## Problem description
Pictures do not belong in the copy; transcribe everything else in the records exactly.

------------

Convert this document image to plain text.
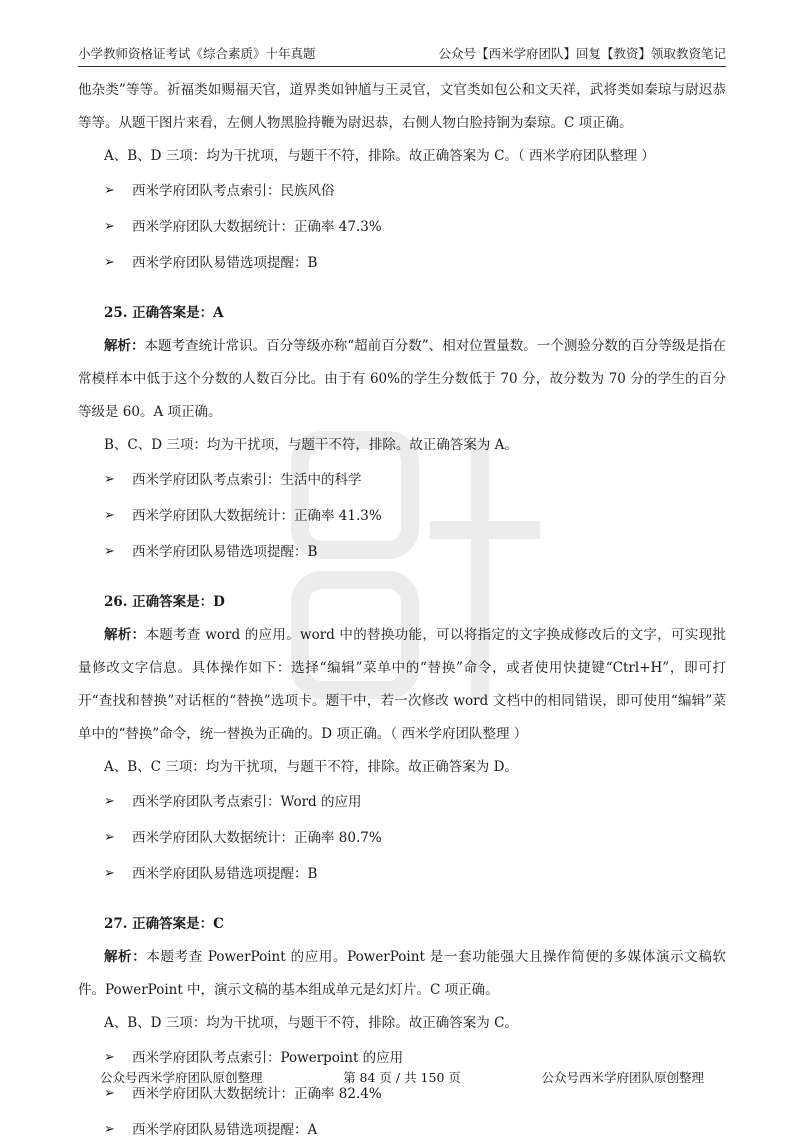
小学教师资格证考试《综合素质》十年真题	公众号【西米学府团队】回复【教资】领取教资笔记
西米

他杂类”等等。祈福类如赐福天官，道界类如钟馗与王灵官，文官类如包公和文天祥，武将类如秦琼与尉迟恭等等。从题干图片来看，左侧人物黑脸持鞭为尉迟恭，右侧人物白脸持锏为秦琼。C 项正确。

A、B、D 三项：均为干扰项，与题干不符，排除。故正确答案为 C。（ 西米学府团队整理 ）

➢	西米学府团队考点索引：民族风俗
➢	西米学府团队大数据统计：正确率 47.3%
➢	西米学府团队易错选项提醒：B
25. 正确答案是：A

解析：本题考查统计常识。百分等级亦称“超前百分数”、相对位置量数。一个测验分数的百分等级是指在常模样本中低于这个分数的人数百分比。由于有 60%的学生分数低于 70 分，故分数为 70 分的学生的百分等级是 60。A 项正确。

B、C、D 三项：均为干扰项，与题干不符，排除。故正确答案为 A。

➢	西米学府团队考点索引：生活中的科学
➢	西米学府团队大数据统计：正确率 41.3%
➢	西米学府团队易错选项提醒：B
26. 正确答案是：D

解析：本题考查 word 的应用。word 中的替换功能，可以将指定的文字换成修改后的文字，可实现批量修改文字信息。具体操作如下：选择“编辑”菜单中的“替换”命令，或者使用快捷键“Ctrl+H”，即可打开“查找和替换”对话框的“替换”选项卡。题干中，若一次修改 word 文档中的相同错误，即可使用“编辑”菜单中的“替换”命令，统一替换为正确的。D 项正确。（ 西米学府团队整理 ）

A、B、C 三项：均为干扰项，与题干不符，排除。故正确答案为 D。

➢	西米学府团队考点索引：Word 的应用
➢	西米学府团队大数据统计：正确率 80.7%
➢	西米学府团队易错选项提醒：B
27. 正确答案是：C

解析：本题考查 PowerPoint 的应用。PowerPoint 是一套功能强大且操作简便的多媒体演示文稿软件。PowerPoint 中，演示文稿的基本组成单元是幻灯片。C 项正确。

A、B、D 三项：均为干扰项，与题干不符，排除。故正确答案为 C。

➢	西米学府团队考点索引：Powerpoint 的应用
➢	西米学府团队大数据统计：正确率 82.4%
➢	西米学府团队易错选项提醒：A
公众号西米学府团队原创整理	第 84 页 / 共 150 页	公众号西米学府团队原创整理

------------

## Result
Convert this document image to plain text.
小学教师资格证考试《综合素质》十年真题	公众号【西米学府团队】回复【教资】领取教资笔记
西米

他杂类”等等。祈福类如赐福天官，道界类如钟馗与王灵官，文官类如包公和文天祥，武将类如秦琼与尉迟恭等等。从题干图片来看，左侧人物黑脸持鞭为尉迟恭，右侧人物白脸持锏为秦琼。C 项正确。

A、B、D 三项：均为干扰项，与题干不符，排除。故正确答案为 C。（ 西米学府团队整理 ）

➢	西米学府团队考点索引：民族风俗
➢	西米学府团队大数据统计：正确率 47.3%
➢	西米学府团队易错选项提醒：B
25. 正确答案是：A

解析：本题考查统计常识。百分等级亦称“超前百分数”、相对位置量数。一个测验分数的百分等级是指在常模样本中低于这个分数的人数百分比。由于有 60%的学生分数低于 70 分，故分数为 70 分的学生的百分等级是 60。A 项正确。

B、C、D 三项：均为干扰项，与题干不符，排除。故正确答案为 A。

➢	西米学府团队考点索引：生活中的科学
➢	西米学府团队大数据统计：正确率 41.3%
➢	西米学府团队易错选项提醒：B
26. 正确答案是：D

解析：本题考查 word 的应用。word 中的替换功能，可以将指定的文字换成修改后的文字，可实现批量修改文字信息。具体操作如下：选择“编辑”菜单中的“替换”命令，或者使用快捷键“Ctrl+H”，即可打开“查找和替换”对话框的“替换”选项卡。题干中，若一次修改 word 文档中的相同错误，即可使用“编辑”菜单中的“替换”命令，统一替换为正确的。D 项正确。（ 西米学府团队整理 ）

A、B、C 三项：均为干扰项，与题干不符，排除。故正确答案为 D。

➢	西米学府团队考点索引：Word 的应用
➢	西米学府团队大数据统计：正确率 80.7%
➢	西米学府团队易错选项提醒：B
27. 正确答案是：C

解析：本题考查 PowerPoint 的应用。PowerPoint 是一套功能强大且操作简便的多媒体演示文稿软件。PowerPoint 中，演示文稿的基本组成单元是幻灯片。C 项正确。

A、B、D 三项：均为干扰项，与题干不符，排除。故正确答案为 C。

➢	西米学府团队考点索引：Powerpoint 的应用
➢	西米学府团队大数据统计：正确率 82.4%
➢	西米学府团队易错选项提醒：A
公众号西米学府团队原创整理	第 84 页 / 共 150 页	公众号西米学府团队原创整理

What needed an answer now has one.